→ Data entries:
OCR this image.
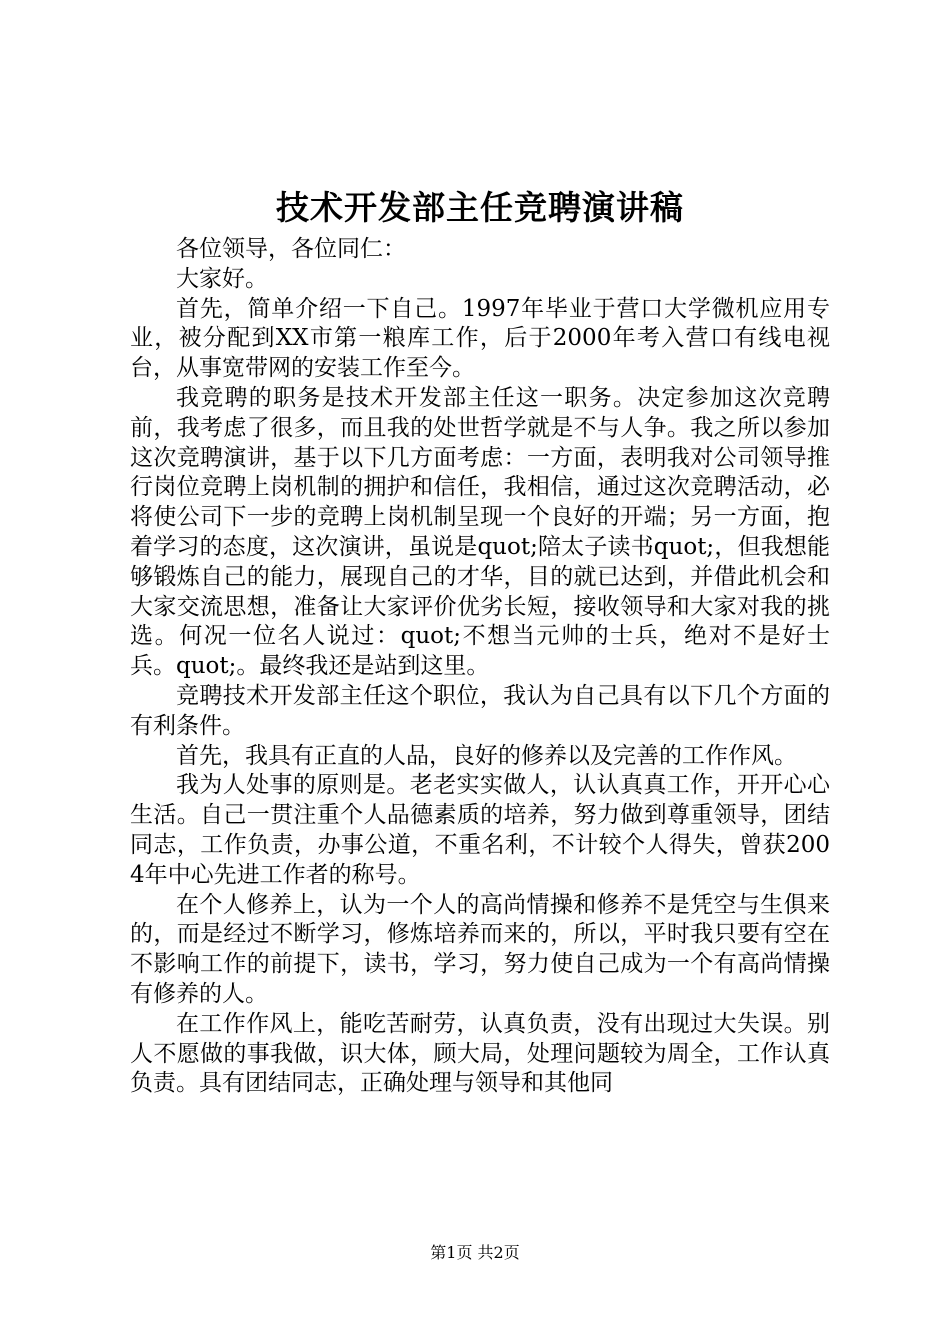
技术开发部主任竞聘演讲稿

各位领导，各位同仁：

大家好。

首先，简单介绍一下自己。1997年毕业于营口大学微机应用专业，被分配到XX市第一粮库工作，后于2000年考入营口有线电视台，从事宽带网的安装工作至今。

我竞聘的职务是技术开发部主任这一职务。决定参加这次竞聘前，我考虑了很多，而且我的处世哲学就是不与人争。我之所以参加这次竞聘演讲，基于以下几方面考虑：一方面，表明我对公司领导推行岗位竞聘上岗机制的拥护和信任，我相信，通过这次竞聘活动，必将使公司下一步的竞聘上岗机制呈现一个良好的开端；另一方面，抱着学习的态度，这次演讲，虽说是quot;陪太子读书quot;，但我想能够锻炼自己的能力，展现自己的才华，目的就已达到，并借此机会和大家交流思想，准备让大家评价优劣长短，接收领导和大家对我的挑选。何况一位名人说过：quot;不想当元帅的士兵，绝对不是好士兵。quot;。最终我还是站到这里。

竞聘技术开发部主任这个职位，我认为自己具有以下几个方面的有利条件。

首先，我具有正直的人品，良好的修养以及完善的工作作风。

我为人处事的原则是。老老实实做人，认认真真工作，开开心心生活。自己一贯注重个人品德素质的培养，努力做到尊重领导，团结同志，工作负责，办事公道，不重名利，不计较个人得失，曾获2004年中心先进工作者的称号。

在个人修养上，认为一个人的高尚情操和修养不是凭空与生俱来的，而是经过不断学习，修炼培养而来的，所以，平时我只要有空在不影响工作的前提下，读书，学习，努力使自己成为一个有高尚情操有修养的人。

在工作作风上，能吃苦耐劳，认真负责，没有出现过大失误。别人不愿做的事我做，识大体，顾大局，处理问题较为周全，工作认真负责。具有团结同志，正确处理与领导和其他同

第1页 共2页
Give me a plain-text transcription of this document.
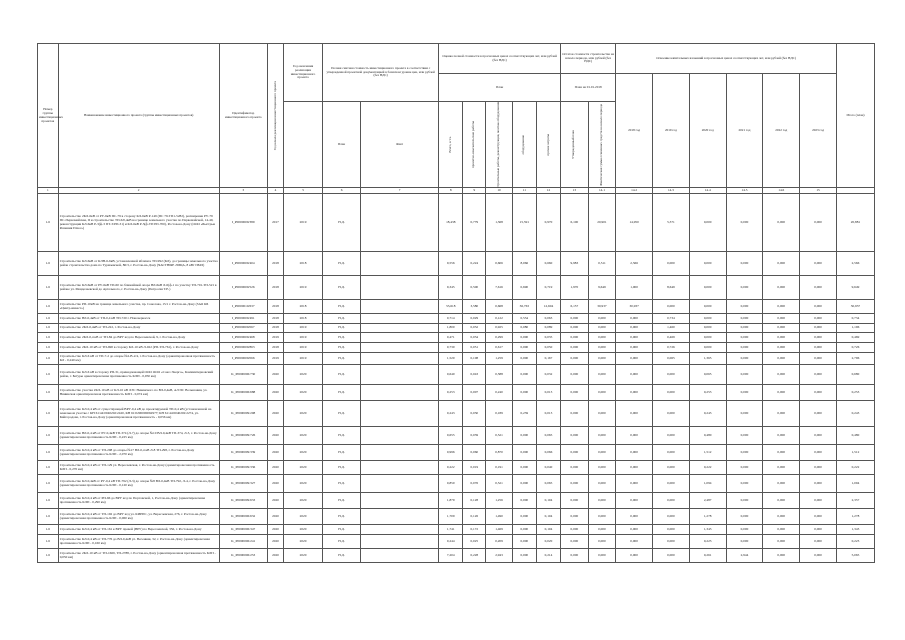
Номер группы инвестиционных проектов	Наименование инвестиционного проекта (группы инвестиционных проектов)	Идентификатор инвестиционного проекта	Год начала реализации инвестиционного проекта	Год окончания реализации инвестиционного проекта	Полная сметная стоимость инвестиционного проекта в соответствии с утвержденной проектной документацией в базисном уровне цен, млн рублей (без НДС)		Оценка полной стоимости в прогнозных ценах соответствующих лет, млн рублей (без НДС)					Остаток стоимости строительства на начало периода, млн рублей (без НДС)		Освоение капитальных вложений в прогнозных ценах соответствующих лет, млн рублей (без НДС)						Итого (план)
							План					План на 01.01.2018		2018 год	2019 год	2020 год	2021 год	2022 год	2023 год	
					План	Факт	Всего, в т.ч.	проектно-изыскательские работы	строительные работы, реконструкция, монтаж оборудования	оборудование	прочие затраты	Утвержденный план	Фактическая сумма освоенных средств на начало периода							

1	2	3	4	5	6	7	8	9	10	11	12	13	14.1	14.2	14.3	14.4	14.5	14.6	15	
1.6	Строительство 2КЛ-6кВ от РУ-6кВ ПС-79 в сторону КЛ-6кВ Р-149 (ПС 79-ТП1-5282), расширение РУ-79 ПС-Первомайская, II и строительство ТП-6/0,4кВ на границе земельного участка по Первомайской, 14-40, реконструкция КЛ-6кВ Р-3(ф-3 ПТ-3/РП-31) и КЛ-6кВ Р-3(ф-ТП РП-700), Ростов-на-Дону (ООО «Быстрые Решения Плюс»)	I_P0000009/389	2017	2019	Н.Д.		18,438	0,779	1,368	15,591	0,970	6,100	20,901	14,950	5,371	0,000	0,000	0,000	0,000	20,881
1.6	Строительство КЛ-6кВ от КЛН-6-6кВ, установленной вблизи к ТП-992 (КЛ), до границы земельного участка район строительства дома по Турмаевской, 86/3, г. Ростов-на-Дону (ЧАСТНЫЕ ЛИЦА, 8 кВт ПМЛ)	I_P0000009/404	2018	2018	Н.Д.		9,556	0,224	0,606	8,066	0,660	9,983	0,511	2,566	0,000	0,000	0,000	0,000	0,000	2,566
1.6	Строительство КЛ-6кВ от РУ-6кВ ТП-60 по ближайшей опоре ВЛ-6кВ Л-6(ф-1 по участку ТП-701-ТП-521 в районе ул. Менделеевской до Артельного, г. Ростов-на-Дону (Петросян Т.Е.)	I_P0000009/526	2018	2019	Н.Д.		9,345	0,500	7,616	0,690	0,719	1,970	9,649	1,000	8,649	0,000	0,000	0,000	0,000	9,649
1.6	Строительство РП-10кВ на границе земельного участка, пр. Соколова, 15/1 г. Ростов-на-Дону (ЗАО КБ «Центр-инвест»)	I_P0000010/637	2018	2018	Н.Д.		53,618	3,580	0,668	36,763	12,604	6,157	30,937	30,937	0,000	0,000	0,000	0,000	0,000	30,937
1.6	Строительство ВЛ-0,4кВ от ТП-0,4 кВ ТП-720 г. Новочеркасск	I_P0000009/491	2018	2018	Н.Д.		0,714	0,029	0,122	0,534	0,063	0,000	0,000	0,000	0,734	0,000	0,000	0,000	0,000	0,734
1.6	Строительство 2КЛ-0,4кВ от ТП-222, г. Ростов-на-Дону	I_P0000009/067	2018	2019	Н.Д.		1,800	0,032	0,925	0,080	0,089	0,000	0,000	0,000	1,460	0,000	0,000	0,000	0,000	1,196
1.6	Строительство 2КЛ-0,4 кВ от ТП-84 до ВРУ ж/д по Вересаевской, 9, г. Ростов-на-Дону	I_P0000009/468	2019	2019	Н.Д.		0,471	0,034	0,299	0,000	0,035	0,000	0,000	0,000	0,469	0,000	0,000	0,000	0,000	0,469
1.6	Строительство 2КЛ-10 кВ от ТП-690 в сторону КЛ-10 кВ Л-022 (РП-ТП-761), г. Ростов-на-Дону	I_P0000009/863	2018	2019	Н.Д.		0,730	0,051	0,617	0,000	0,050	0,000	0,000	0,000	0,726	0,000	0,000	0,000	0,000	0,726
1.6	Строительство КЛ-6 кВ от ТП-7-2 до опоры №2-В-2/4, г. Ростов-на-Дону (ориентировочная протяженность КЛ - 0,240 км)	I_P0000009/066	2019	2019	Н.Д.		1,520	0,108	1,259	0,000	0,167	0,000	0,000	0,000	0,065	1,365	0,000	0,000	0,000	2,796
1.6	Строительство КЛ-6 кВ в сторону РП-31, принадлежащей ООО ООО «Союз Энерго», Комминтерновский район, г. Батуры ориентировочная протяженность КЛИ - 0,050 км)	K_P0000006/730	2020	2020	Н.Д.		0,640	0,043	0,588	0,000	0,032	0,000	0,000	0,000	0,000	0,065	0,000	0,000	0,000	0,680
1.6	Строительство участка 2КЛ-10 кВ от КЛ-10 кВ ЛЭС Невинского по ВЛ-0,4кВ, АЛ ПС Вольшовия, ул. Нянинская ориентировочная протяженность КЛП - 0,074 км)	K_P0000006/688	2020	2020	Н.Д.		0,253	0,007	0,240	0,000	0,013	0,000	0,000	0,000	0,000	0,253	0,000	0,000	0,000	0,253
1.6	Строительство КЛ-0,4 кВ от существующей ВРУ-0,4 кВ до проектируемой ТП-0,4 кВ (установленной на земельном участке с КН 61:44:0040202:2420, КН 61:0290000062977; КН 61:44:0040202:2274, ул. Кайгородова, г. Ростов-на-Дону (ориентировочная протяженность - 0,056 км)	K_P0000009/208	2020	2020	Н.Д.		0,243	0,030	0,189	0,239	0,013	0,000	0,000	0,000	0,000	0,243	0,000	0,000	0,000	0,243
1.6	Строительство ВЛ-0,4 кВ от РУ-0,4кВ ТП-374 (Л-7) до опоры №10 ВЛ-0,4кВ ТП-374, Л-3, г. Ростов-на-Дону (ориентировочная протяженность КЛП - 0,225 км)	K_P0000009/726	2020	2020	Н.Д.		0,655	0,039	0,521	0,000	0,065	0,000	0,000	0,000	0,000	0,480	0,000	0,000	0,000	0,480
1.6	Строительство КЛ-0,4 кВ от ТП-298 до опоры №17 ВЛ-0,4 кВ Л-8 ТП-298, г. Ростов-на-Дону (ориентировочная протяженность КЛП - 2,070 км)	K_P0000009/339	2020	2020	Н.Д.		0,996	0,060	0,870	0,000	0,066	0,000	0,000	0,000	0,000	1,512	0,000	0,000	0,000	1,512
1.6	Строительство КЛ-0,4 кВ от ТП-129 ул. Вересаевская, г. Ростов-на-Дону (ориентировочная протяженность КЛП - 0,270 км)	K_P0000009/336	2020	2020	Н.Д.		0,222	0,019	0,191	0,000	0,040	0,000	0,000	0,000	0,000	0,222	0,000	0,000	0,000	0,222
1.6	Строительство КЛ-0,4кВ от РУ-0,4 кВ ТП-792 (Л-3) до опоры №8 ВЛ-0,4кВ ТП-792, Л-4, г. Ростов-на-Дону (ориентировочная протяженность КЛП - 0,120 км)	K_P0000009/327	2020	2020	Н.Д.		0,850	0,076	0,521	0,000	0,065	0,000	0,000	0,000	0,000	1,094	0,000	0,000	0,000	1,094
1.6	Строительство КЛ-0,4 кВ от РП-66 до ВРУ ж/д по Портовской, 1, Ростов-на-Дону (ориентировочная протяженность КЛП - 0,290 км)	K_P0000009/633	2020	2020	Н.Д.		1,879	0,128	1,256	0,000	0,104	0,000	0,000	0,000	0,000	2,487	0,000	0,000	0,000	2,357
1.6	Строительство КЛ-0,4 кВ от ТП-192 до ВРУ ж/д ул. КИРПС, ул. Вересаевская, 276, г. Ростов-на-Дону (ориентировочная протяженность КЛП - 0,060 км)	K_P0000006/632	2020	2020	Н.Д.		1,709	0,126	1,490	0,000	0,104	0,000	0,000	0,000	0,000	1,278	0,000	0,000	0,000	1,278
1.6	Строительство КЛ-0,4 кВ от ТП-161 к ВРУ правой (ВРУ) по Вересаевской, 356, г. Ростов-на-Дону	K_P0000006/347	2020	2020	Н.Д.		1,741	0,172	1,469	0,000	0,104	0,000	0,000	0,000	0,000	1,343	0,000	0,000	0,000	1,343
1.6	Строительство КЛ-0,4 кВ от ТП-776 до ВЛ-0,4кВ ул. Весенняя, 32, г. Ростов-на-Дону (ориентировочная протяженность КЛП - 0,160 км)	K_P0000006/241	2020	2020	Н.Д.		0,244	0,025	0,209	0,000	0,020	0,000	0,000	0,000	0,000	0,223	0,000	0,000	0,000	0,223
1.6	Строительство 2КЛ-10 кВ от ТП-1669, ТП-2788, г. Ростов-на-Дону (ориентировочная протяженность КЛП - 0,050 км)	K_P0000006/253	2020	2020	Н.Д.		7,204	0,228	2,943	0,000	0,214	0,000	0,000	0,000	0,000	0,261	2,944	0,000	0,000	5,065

→ OBJECTIVE:
Copy each line from the records above that includes the string "this".

→ WRITTEN REPLY:
OCR this image.
Give me a plain-text transcription of this document.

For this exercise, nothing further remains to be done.